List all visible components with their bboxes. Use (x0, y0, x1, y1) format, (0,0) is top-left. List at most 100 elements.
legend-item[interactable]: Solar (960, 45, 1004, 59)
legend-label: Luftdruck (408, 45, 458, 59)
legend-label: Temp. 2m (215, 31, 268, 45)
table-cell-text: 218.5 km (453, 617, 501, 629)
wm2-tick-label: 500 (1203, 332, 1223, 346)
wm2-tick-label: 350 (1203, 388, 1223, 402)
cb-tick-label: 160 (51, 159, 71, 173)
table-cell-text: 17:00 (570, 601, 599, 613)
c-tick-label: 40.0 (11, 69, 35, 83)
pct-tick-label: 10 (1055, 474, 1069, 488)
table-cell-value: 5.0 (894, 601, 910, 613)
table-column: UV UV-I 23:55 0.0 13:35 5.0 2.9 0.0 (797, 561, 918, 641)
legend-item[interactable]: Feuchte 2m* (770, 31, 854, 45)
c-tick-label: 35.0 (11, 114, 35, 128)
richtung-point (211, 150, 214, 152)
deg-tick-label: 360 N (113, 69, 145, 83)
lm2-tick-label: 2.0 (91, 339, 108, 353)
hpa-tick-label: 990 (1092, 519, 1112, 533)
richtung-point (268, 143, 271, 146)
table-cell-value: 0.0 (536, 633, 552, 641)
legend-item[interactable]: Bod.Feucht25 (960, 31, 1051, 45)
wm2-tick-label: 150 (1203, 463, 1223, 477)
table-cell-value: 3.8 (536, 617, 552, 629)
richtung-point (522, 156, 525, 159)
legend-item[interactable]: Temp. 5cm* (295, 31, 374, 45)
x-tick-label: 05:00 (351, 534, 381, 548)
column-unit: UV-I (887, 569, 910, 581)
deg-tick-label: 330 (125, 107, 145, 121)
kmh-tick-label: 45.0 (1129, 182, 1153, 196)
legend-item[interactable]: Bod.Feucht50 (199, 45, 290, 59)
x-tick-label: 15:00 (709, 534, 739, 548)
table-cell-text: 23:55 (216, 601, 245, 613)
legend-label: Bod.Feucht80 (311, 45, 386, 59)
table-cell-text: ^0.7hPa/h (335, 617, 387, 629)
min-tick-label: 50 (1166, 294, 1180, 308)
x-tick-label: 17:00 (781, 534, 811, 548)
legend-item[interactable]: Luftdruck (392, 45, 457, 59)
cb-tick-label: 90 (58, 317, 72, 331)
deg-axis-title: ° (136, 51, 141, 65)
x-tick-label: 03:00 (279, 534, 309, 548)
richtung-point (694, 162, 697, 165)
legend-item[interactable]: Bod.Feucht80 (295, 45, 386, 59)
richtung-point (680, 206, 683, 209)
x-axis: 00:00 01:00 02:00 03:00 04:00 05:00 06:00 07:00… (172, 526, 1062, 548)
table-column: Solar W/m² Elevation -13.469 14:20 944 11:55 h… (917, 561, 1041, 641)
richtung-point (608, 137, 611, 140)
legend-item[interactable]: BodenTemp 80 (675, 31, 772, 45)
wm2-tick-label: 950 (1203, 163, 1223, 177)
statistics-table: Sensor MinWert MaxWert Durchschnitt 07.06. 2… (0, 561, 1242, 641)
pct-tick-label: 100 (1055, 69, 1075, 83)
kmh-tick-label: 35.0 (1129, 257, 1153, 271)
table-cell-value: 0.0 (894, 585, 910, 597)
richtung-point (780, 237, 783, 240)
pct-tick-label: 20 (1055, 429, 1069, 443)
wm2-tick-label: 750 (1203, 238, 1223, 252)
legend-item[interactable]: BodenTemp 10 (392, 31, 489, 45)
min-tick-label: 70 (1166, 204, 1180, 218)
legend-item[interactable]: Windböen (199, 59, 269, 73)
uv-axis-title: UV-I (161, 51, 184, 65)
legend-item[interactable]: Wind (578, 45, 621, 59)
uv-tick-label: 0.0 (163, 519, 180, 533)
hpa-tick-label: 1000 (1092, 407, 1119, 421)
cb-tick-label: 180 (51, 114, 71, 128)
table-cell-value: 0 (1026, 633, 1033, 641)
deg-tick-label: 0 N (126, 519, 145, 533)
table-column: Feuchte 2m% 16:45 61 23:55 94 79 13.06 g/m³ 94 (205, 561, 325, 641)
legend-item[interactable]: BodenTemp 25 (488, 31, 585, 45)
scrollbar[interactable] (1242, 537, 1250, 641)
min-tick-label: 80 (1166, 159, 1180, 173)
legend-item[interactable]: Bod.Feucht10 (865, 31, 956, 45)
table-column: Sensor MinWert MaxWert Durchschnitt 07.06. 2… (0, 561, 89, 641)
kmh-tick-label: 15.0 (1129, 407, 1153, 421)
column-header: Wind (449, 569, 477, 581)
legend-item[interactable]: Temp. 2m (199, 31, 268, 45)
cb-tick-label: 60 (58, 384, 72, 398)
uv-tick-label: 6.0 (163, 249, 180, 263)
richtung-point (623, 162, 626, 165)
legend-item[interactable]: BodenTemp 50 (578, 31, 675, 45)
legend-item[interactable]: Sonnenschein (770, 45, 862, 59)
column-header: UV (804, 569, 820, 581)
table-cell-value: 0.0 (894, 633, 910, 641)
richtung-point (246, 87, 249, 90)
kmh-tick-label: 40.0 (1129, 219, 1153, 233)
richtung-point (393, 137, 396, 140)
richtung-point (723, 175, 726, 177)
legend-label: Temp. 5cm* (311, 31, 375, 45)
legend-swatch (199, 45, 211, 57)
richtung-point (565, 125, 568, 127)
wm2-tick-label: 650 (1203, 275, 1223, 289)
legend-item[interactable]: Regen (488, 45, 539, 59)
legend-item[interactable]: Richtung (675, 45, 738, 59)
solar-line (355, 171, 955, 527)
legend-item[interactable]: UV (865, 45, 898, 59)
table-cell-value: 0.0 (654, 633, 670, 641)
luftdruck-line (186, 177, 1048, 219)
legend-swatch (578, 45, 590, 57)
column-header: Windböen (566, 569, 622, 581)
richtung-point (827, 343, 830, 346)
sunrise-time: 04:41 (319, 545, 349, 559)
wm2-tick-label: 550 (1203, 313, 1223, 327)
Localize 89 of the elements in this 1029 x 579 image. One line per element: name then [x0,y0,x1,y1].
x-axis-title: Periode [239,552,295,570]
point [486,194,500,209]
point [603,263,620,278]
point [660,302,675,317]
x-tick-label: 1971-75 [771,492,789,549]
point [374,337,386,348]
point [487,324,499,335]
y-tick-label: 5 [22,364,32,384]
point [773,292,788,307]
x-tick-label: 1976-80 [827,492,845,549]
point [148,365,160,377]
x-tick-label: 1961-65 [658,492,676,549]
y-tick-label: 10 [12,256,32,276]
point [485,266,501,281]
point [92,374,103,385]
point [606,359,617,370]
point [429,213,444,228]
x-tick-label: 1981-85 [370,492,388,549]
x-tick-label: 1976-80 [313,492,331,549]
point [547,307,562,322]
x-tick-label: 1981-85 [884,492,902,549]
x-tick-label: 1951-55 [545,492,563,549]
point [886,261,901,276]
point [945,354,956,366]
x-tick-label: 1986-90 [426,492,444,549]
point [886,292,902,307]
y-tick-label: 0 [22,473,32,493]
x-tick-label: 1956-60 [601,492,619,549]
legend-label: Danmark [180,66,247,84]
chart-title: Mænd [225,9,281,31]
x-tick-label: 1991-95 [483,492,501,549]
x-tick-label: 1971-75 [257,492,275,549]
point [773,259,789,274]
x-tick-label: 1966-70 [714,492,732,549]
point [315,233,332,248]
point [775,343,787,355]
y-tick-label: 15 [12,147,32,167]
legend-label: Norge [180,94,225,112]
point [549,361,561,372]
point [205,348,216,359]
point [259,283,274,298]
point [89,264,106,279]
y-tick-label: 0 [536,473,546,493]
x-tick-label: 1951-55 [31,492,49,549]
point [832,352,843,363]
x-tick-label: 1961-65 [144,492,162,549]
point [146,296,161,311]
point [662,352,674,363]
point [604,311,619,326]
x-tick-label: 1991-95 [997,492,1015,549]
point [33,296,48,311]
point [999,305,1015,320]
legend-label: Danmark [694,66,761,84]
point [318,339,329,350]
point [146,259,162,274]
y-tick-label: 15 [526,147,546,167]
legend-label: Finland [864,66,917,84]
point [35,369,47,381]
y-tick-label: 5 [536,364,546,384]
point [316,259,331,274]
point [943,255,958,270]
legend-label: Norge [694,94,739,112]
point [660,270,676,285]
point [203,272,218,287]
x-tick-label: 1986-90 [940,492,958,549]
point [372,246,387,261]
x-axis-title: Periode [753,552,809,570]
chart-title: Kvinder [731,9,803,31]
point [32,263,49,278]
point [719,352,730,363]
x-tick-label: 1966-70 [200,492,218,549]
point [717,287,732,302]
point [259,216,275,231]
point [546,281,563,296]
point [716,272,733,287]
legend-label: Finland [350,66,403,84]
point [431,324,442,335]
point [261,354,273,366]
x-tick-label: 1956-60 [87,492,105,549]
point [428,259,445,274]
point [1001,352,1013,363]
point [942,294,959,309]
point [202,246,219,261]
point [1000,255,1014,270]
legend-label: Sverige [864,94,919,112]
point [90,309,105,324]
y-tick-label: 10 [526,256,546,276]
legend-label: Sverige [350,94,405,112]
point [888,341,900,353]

• [WRITTEN REQUEST]: Copy the listing word for word, starting at its first line and ending at the line that contains "cb-tick-label: 90 (58, 317, 72, 331)", with both of those lines included.

• [TASK SOLUTION]:
List all visible components with their bboxes. Use (x0, y0, x1, y1) format, (0,0) is top-left. List at most 100 elements.
legend-item[interactable]: Solar (960, 45, 1004, 59)
legend-label: Luftdruck (408, 45, 458, 59)
legend-label: Temp. 2m (215, 31, 268, 45)
table-cell-text: 218.5 km (453, 617, 501, 629)
wm2-tick-label: 500 (1203, 332, 1223, 346)
wm2-tick-label: 350 (1203, 388, 1223, 402)
cb-tick-label: 160 (51, 159, 71, 173)
table-cell-text: 17:00 (570, 601, 599, 613)
c-tick-label: 40.0 (11, 69, 35, 83)
pct-tick-label: 10 (1055, 474, 1069, 488)
table-cell-value: 5.0 (894, 601, 910, 613)
table-column: UV UV-I 23:55 0.0 13:35 5.0 2.9 0.0 (797, 561, 918, 641)
legend-item[interactable]: Feuchte 2m* (770, 31, 854, 45)
c-tick-label: 35.0 (11, 114, 35, 128)
richtung-point (211, 150, 214, 152)
deg-tick-label: 360 N (113, 69, 145, 83)
lm2-tick-label: 2.0 (91, 339, 108, 353)
hpa-tick-label: 990 (1092, 519, 1112, 533)
richtung-point (268, 143, 271, 146)
table-cell-value: 0.0 (536, 633, 552, 641)
legend-item[interactable]: Bod.Feucht25 (960, 31, 1051, 45)
wm2-tick-label: 150 (1203, 463, 1223, 477)
table-cell-value: 3.8 (536, 617, 552, 629)
richtung-point (522, 156, 525, 159)
legend-item[interactable]: Temp. 5cm* (295, 31, 374, 45)
x-tick-label: 05:00 (351, 534, 381, 548)
column-unit: UV-I (887, 569, 910, 581)
deg-tick-label: 330 (125, 107, 145, 121)
kmh-tick-label: 45.0 (1129, 182, 1153, 196)
legend-item[interactable]: Bod.Feucht50 (199, 45, 290, 59)
x-tick-label: 15:00 (709, 534, 739, 548)
table-cell-text: 23:55 (216, 601, 245, 613)
legend-label: Bod.Feucht80 (311, 45, 386, 59)
table-cell-text: ^0.7hPa/h (335, 617, 387, 629)
min-tick-label: 50 (1166, 294, 1180, 308)
x-tick-label: 17:00 (781, 534, 811, 548)
legend-item[interactable]: Luftdruck (392, 45, 457, 59)
cb-tick-label: 90 (58, 317, 72, 331)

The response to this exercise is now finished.